[Dataset items]
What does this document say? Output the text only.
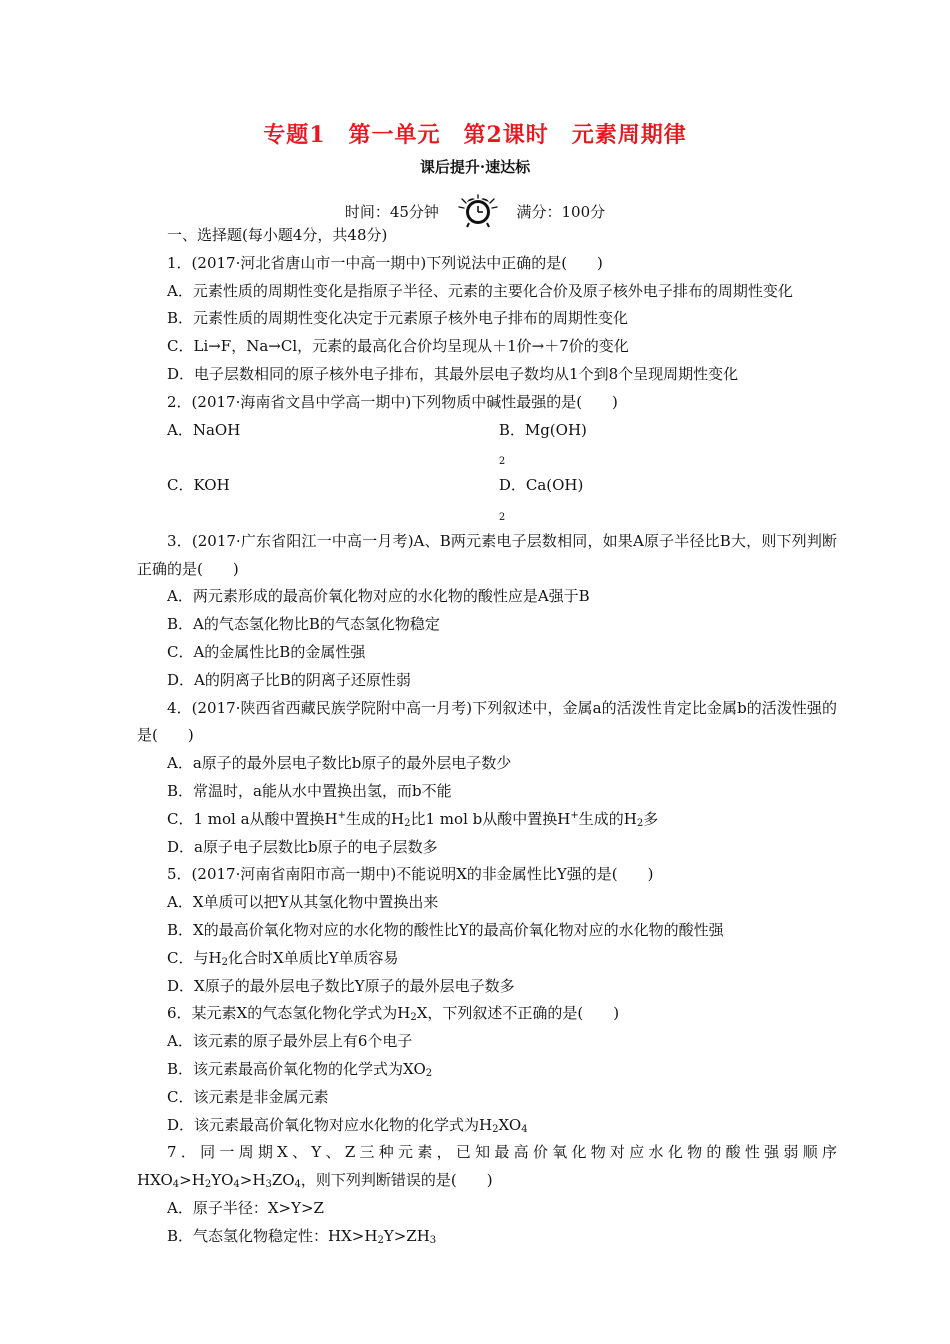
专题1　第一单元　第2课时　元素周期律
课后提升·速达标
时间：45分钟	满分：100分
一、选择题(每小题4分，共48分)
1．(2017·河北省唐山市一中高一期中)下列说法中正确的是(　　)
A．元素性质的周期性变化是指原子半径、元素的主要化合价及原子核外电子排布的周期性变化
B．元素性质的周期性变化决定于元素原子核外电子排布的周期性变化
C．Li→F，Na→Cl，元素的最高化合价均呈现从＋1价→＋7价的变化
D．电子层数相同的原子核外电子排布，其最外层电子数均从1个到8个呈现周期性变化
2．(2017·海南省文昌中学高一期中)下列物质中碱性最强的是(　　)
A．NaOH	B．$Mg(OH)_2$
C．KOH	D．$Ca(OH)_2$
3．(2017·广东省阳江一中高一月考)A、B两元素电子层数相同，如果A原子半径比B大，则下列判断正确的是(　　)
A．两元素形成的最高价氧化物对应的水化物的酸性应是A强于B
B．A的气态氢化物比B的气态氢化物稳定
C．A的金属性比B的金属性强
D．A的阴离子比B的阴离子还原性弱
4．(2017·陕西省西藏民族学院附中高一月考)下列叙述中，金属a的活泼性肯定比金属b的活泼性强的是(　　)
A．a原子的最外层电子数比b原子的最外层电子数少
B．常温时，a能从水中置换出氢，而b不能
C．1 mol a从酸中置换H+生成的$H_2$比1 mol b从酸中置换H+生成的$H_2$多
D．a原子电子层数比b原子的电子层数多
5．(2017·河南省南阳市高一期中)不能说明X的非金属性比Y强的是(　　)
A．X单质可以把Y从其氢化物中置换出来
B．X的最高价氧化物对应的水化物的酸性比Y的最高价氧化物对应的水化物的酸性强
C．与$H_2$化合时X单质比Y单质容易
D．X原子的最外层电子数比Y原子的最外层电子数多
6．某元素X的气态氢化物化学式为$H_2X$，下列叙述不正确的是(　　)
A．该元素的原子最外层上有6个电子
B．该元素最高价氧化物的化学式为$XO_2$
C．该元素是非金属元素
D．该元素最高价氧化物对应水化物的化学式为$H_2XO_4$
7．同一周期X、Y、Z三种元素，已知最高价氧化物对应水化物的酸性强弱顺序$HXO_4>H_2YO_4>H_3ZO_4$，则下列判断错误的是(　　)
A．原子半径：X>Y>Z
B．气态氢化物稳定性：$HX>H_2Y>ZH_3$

--

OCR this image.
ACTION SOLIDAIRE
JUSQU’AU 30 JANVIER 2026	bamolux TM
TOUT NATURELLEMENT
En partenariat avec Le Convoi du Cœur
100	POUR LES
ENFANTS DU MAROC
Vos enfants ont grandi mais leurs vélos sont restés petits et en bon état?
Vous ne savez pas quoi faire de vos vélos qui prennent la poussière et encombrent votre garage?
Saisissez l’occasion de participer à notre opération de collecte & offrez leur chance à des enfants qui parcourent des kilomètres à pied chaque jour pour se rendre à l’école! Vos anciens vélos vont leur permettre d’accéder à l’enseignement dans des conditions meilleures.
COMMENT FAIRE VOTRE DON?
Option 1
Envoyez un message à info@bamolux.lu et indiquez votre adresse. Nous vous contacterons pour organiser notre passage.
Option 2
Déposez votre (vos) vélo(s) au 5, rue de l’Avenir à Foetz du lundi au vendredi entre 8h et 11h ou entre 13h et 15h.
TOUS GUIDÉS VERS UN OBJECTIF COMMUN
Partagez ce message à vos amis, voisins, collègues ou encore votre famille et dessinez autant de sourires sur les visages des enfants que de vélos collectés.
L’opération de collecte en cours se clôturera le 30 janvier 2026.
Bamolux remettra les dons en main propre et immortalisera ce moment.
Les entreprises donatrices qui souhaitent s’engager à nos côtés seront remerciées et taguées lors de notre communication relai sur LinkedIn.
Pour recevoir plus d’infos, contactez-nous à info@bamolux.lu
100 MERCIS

...

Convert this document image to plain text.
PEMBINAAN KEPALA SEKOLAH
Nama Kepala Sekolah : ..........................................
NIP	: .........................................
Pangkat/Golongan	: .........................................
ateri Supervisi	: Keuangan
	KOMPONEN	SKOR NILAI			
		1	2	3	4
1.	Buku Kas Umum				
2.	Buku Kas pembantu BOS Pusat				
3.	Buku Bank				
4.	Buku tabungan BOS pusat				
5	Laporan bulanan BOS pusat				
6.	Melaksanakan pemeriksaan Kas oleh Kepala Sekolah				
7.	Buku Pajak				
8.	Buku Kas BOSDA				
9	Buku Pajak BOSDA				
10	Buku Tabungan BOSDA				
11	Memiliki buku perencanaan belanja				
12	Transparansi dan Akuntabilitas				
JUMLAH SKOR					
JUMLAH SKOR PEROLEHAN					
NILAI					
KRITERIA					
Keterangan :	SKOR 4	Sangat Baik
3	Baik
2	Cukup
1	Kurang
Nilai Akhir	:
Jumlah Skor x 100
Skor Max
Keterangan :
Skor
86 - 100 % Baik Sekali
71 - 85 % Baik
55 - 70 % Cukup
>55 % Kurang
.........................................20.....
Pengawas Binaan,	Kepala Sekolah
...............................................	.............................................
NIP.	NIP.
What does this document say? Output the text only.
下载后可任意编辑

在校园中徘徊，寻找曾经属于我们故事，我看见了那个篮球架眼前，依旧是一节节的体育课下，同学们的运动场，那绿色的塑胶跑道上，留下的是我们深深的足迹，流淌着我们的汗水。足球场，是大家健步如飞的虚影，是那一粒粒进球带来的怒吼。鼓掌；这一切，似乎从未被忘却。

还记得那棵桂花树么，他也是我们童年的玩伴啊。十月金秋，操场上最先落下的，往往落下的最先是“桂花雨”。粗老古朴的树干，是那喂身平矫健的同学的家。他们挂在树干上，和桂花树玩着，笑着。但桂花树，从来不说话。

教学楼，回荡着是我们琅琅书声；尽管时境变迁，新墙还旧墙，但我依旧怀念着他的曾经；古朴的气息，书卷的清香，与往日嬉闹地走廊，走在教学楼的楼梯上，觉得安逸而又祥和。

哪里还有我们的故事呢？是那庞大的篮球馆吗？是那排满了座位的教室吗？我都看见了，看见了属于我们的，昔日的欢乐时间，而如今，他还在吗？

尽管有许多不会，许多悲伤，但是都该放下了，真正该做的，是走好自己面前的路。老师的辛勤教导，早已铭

• [Task to complete] Filter the data, keeping only the lines that contain "collecte".

• [Solution to this task]
Saisissez l’occasion de participer à notre opération de collecte & offrez leur chance à des enfants qui parcourent des kilomètres à pied chaque jour pour se rendre à l’école! Vos anciens vélos vont leur permettre d’accéder à l’enseignement dans des conditions meilleures.
L’opération de collecte en cours se clôturera le 30 janvier 2026.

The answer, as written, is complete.